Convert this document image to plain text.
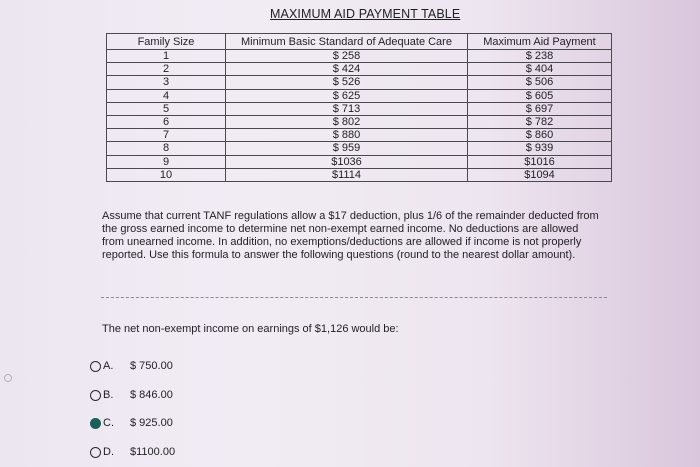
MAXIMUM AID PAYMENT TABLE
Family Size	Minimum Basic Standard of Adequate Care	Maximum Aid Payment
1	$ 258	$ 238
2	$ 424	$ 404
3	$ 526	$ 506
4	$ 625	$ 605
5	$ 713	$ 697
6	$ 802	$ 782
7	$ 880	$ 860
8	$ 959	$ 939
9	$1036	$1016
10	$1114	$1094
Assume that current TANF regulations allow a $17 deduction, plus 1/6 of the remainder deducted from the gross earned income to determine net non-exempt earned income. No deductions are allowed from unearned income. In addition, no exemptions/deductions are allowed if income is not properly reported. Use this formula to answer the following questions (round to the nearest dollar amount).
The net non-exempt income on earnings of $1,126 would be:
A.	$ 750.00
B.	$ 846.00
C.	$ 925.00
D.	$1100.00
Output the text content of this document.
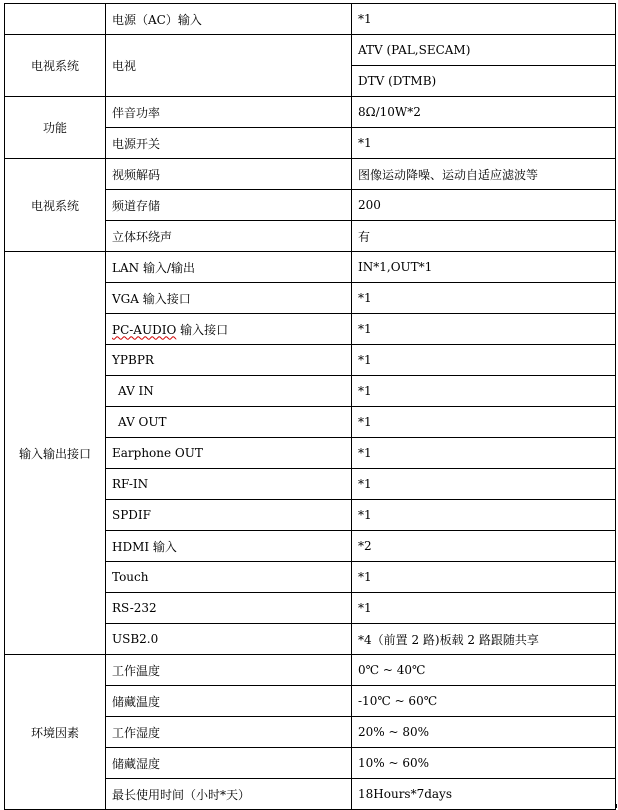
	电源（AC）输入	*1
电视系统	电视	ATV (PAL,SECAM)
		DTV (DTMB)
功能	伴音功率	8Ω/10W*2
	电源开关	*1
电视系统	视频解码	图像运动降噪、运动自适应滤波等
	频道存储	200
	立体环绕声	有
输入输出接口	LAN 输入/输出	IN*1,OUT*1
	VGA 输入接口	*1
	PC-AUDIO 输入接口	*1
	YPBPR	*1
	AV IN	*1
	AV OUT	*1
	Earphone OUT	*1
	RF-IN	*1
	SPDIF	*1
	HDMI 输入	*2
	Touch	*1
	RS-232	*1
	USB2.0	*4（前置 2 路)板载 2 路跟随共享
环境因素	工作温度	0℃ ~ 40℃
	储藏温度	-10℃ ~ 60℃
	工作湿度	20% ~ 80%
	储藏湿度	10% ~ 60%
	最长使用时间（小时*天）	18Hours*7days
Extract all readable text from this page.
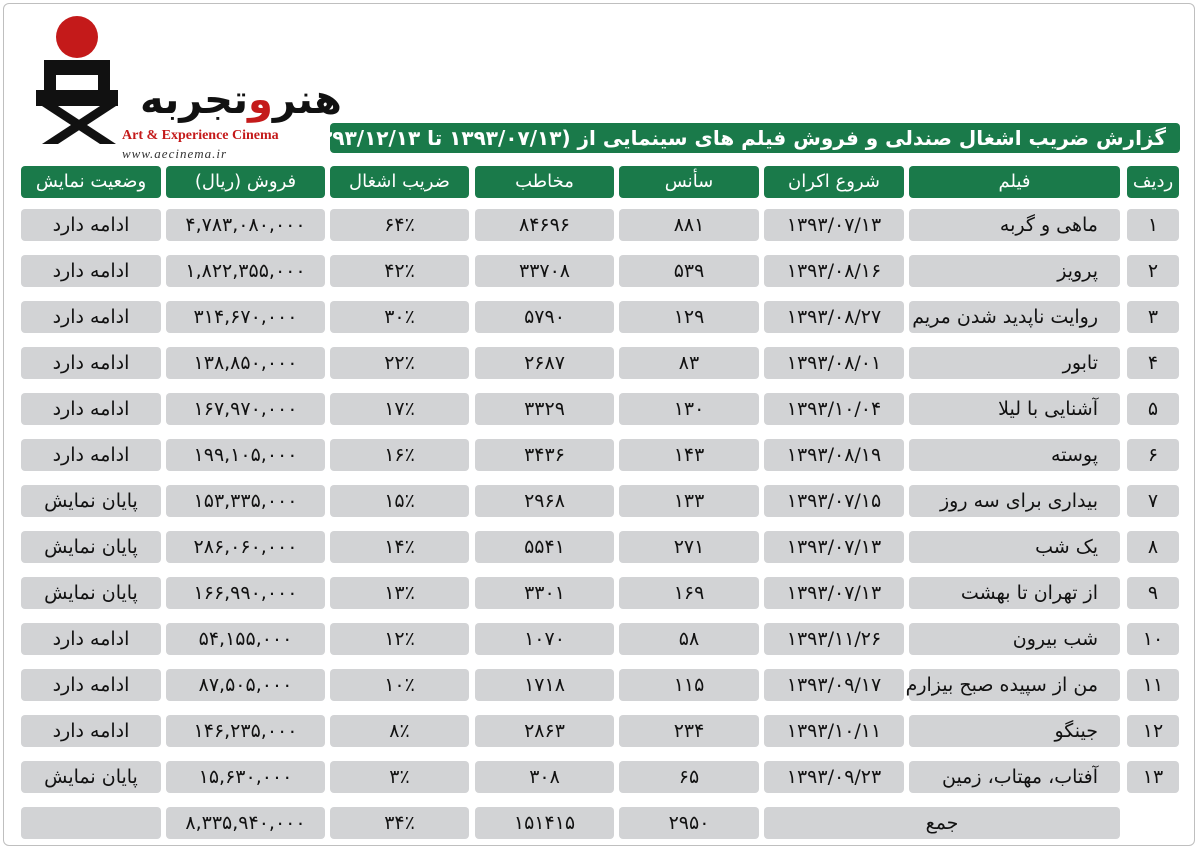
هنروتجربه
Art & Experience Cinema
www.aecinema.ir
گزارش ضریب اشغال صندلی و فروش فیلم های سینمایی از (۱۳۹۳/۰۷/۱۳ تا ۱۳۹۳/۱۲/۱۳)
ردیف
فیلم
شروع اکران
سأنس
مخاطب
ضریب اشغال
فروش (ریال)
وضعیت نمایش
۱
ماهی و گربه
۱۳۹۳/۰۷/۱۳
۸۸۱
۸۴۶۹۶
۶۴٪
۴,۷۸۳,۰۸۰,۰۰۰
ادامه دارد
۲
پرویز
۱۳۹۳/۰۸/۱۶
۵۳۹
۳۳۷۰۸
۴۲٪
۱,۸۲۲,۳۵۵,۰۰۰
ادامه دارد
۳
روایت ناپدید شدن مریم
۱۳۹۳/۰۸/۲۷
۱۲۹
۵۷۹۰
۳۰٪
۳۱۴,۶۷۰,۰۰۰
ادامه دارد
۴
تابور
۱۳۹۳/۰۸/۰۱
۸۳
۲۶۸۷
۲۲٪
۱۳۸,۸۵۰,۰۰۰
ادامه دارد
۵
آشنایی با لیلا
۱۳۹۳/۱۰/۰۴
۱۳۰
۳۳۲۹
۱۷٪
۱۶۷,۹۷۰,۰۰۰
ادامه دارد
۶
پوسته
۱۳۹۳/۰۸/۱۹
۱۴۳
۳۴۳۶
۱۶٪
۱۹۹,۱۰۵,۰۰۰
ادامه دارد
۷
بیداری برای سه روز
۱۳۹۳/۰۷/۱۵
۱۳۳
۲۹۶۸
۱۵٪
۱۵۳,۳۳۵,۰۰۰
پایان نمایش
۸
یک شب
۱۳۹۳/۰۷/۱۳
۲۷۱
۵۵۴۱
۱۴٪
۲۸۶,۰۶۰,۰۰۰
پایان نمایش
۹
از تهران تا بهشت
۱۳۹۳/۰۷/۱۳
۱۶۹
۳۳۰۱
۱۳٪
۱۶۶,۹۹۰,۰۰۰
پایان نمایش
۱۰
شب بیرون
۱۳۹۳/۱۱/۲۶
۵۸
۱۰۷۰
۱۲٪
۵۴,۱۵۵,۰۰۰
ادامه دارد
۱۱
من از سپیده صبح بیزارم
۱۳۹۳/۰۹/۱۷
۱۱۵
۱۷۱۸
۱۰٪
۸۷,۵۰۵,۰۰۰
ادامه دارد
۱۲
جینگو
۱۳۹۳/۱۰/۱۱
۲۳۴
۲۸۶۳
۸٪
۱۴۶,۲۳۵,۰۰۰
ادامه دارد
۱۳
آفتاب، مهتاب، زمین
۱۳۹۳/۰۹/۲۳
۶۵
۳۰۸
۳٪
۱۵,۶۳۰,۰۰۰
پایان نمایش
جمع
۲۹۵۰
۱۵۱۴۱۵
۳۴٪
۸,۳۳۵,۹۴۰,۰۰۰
· · ·
#### Exercise task:
Print every entry above again without changing a word, and omit the pictures.

#### Answer for this exercise:
Convert this document image to plain text.
MAXIMUM AID PAYMENT TABLE
Family Size	Minimum Basic Standard of Adequate Care	Maximum Aid Payment
1	$ 258	$ 238
2	$ 424	$ 404
3	$ 526	$ 506
4	$ 625	$ 605
5	$ 713	$ 697
6	$ 802	$ 782
7	$ 880	$ 860
8	$ 959	$ 939
9	$1036	$1016
10	$1114	$1094
Assume that current TANF regulations allow a $17 deduction, plus 1/6 of the remainder deducted from the gross earned income to determine net non-exempt earned income. No deductions are allowed from unearned income. In addition, no exemptions/deductions are allowed if income is not properly reported. Use this formula to answer the following questions (round to the nearest dollar amount).
The net non-exempt income on earnings of $1,126 would be:
A.	$ 750.00
B.	$ 846.00
C.	$ 925.00
D.	$1100.00
Output the text content of this document.
	电源（AC）输入	*1
电视系统	电视	ATV (PAL,SECAM)
		DTV (DTMB)
功能	伴音功率	8Ω/10W*2
	电源开关	*1
电视系统	视频解码	图像运动降噪、运动自适应滤波等
	频道存储	200
	立体环绕声	有
输入输出接口	LAN 输入/输出	IN*1,OUT*1
	VGA 输入接口	*1
	PC-AUDIO 输入接口	*1
	YPBPR	*1
	AV IN	*1
	AV OUT	*1
	Earphone OUT	*1
	RF-IN	*1
	SPDIF	*1
	HDMI 输入	*2
	Touch	*1
	RS-232	*1
	USB2.0	*4（前置 2 路)板载 2 路跟随共享
环境因素	工作温度	0℃ ~ 40℃
	储藏温度	-10℃ ~ 60℃
	工作湿度	20% ~ 80%
	储藏湿度	10% ~ 60%
	最长使用时间（小时*天）	18Hours*7days
Extract all readable text from this page.
هنروتجربه
Art & Experience Cinema
www.aecinema.ir
گزارش ضریب اشغال صندلی و فروش فیلم های سینمایی از (۱۳۹۳/۰۷/۱۳ تا ۱۳۹۳/۱۲/۱۳)
ردیف
فیلم
شروع اکران
سأنس
مخاطب
ضریب اشغال
فروش (ریال)
وضعیت نمایش
۱
ماهی و گربه
۱۳۹۳/۰۷/۱۳
۸۸۱
۸۴۶۹۶
۶۴٪
۴,۷۸۳,۰۸۰,۰۰۰
ادامه دارد
۲
پرویز
۱۳۹۳/۰۸/۱۶
۵۳۹
۳۳۷۰۸
۴۲٪
۱,۸۲۲,۳۵۵,۰۰۰
ادامه دارد
۳
روایت ناپدید شدن مریم
۱۳۹۳/۰۸/۲۷
۱۲۹
۵۷۹۰
۳۰٪
۳۱۴,۶۷۰,۰۰۰
ادامه دارد
۴
تابور
۱۳۹۳/۰۸/۰۱
۸۳
۲۶۸۷
۲۲٪
۱۳۸,۸۵۰,۰۰۰
ادامه دارد
۵
آشنایی با لیلا
۱۳۹۳/۱۰/۰۴
۱۳۰
۳۳۲۹
۱۷٪
۱۶۷,۹۷۰,۰۰۰
ادامه دارد
۶
پوسته
۱۳۹۳/۰۸/۱۹
۱۴۳
۳۴۳۶
۱۶٪
۱۹۹,۱۰۵,۰۰۰
ادامه دارد
۷
بیداری برای سه روز
۱۳۹۳/۰۷/۱۵
۱۳۳
۲۹۶۸
۱۵٪
۱۵۳,۳۳۵,۰۰۰
پایان نمایش
۸
یک شب
۱۳۹۳/۰۷/۱۳
۲۷۱
۵۵۴۱
۱۴٪
۲۸۶,۰۶۰,۰۰۰
پایان نمایش
۹
از تهران تا بهشت
۱۳۹۳/۰۷/۱۳
۱۶۹
۳۳۰۱
۱۳٪
۱۶۶,۹۹۰,۰۰۰
پایان نمایش
۱۰
شب بیرون
۱۳۹۳/۱۱/۲۶
۵۸
۱۰۷۰
۱۲٪
۵۴,۱۵۵,۰۰۰
ادامه دارد
۱۱
من از سپیده صبح بیزارم
۱۳۹۳/۰۹/۱۷
۱۱۵
۱۷۱۸
۱۰٪
۸۷,۵۰۵,۰۰۰
ادامه دارد
۱۲
جینگو
۱۳۹۳/۱۰/۱۱
۲۳۴
۲۸۶۳
۸٪
۱۴۶,۲۳۵,۰۰۰
ادامه دارد
۱۳
آفتاب، مهتاب، زمین
۱۳۹۳/۰۹/۲۳
۶۵
۳۰۸
۳٪
۱۵,۶۳۰,۰۰۰
پایان نمایش
جمع
۲۹۵۰
۱۵۱۴۱۵
۳۴٪
۸,۳۳۵,۹۴۰,۰۰۰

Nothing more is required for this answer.